Start of Data to use

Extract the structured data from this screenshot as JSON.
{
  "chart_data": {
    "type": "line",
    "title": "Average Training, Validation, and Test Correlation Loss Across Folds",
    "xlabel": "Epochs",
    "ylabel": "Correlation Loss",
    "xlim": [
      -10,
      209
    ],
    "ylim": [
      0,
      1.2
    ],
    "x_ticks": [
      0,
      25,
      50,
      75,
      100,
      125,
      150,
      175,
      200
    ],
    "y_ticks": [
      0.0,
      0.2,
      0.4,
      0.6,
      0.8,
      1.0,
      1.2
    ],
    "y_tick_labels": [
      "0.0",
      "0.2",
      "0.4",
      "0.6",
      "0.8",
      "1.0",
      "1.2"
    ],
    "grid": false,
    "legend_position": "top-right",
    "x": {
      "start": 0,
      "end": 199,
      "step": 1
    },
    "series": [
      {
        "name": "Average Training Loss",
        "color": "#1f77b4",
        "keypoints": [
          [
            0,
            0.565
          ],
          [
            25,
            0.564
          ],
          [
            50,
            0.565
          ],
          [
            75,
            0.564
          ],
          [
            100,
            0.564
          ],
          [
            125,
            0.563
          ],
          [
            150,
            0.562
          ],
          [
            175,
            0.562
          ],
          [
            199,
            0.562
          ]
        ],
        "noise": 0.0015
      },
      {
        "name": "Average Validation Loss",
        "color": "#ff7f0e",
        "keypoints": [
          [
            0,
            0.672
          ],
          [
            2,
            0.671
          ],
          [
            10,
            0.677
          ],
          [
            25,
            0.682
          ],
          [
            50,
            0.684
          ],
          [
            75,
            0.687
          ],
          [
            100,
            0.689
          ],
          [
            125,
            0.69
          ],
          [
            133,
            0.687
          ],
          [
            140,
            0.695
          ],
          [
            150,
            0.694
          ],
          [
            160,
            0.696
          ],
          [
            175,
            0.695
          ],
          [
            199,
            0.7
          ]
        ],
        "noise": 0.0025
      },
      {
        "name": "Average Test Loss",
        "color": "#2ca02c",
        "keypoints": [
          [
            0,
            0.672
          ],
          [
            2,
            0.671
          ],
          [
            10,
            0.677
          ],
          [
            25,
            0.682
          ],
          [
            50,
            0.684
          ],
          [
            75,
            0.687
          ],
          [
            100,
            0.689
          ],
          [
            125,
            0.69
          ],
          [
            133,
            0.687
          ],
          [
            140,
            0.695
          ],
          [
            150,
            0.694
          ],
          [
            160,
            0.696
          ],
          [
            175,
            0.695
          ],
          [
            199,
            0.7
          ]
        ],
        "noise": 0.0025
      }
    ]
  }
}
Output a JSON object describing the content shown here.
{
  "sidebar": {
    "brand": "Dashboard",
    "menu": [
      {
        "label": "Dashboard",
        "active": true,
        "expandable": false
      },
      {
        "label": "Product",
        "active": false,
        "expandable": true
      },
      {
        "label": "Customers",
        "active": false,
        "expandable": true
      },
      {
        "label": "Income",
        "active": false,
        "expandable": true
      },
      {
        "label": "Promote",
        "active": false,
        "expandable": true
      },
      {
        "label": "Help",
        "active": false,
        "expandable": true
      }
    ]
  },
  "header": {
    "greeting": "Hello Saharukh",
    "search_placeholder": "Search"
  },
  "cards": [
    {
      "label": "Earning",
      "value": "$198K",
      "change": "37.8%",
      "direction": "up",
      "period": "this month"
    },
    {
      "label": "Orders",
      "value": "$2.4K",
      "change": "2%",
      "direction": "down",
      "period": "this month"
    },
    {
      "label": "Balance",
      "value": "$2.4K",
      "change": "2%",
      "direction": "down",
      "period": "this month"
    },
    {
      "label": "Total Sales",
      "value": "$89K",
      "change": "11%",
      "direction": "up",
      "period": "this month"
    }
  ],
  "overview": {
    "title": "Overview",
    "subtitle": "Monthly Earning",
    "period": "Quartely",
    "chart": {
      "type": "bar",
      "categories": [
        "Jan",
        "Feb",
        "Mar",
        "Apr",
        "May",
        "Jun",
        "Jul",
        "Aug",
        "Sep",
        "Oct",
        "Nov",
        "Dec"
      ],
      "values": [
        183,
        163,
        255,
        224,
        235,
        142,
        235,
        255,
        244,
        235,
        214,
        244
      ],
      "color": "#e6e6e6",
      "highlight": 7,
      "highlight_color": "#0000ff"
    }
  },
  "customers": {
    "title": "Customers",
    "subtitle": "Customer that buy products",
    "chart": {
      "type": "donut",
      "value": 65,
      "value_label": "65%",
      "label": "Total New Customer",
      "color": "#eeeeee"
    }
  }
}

End of Data to use

Aim: Repeat every entry exactly, please.

The output:
Extract the structured data from this screenshot as JSON.
{
  "chart_data": {
    "type": "line",
    "title": "Average Training, Validation, and Test Correlation Loss Across Folds",
    "xlabel": "Epochs",
    "ylabel": "Correlation Loss",
    "xlim": [
      -10,
      209
    ],
    "ylim": [
      0,
      1.2
    ],
    "x_ticks": [
      0,
      25,
      50,
      75,
      100,
      125,
      150,
      175,
      200
    ],
    "y_ticks": [
      0.0,
      0.2,
      0.4,
      0.6,
      0.8,
      1.0,
      1.2
    ],
    "y_tick_labels": [
      "0.0",
      "0.2",
      "0.4",
      "0.6",
      "0.8",
      "1.0",
      "1.2"
    ],
    "grid": false,
    "legend_position": "top-right",
    "x": {
      "start": 0,
      "end": 199,
      "step": 1
    },
    "series": [
      {
        "name": "Average Training Loss",
        "color": "#1f77b4",
        "keypoints": [
          [
            0,
            0.565
          ],
          [
            25,
            0.564
          ],
          [
            50,
            0.565
          ],
          [
            75,
            0.564
          ],
          [
            100,
            0.564
          ],
          [
            125,
            0.563
          ],
          [
            150,
            0.562
          ],
          [
            175,
            0.562
          ],
          [
            199,
            0.562
          ]
        ],
        "noise": 0.0015
      },
      {
        "name": "Average Validation Loss",
        "color": "#ff7f0e",
        "keypoints": [
          [
            0,
            0.672
          ],
          [
            2,
            0.671
          ],
          [
            10,
            0.677
          ],
          [
            25,
            0.682
          ],
          [
            50,
            0.684
          ],
          [
            75,
            0.687
          ],
          [
            100,
            0.689
          ],
          [
            125,
            0.69
          ],
          [
            133,
            0.687
          ],
          [
            140,
            0.695
          ],
          [
            150,
            0.694
          ],
          [
            160,
            0.696
          ],
          [
            175,
            0.695
          ],
          [
            199,
            0.7
          ]
        ],
        "noise": 0.0025
      },
      {
        "name": "Average Test Loss",
        "color": "#2ca02c",
        "keypoints": [
          [
            0,
            0.672
          ],
          [
            2,
            0.671
          ],
          [
            10,
            0.677
          ],
          [
            25,
            0.682
          ],
          [
            50,
            0.684
          ],
          [
            75,
            0.687
          ],
          [
            100,
            0.689
          ],
          [
            125,
            0.69
          ],
          [
            133,
            0.687
          ],
          [
            140,
            0.695
          ],
          [
            150,
            0.694
          ],
          [
            160,
            0.696
          ],
          [
            175,
            0.695
          ],
          [
            199,
            0.7
          ]
        ],
        "noise": 0.0025
      }
    ]
  }
}
Output a JSON object describing the content shown here.
{
  "sidebar": {
    "brand": "Dashboard",
    "menu": [
      {
        "label": "Dashboard",
        "active": true,
        "expandable": false
      },
      {
        "label": "Product",
        "active": false,
        "expandable": true
      },
      {
        "label": "Customers",
        "active": false,
        "expandable": true
      },
      {
        "label": "Income",
        "active": false,
        "expandable": true
      },
      {
        "label": "Promote",
        "active": false,
        "expandable": true
      },
      {
        "label": "Help",
        "active": false,
        "expandable": true
      }
    ]
  },
  "header": {
    "greeting": "Hello Saharukh",
    "search_placeholder": "Search"
  },
  "cards": [
    {
      "label": "Earning",
      "value": "$198K",
      "change": "37.8%",
      "direction": "up",
      "period": "this month"
    },
    {
      "label": "Orders",
      "value": "$2.4K",
      "change": "2%",
      "direction": "down",
      "period": "this month"
    },
    {
      "label": "Balance",
      "value": "$2.4K",
      "change": "2%",
      "direction": "down",
      "period": "this month"
    },
    {
      "label": "Total Sales",
      "value": "$89K",
      "change": "11%",
      "direction": "up",
      "period": "this month"
    }
  ],
  "overview": {
    "title": "Overview",
    "subtitle": "Monthly Earning",
    "period": "Quartely",
    "chart": {
      "type": "bar",
      "categories": [
        "Jan",
        "Feb",
        "Mar",
        "Apr",
        "May",
        "Jun",
        "Jul",
        "Aug",
        "Sep",
        "Oct",
        "Nov",
        "Dec"
      ],
      "values": [
        183,
        163,
        255,
        224,
        235,
        142,
        235,
        255,
        244,
        235,
        214,
        244
      ],
      "color": "#e6e6e6",
      "highlight": 7,
      "highlight_color": "#0000ff"
    }
  },
  "customers": {
    "title": "Customers",
    "subtitle": "Customer that buy products",
    "chart": {
      "type": "donut",
      "value": 65,
      "value_label": "65%",
      "label": "Total New Customer",
      "color": "#eeeeee"
    }
  }
}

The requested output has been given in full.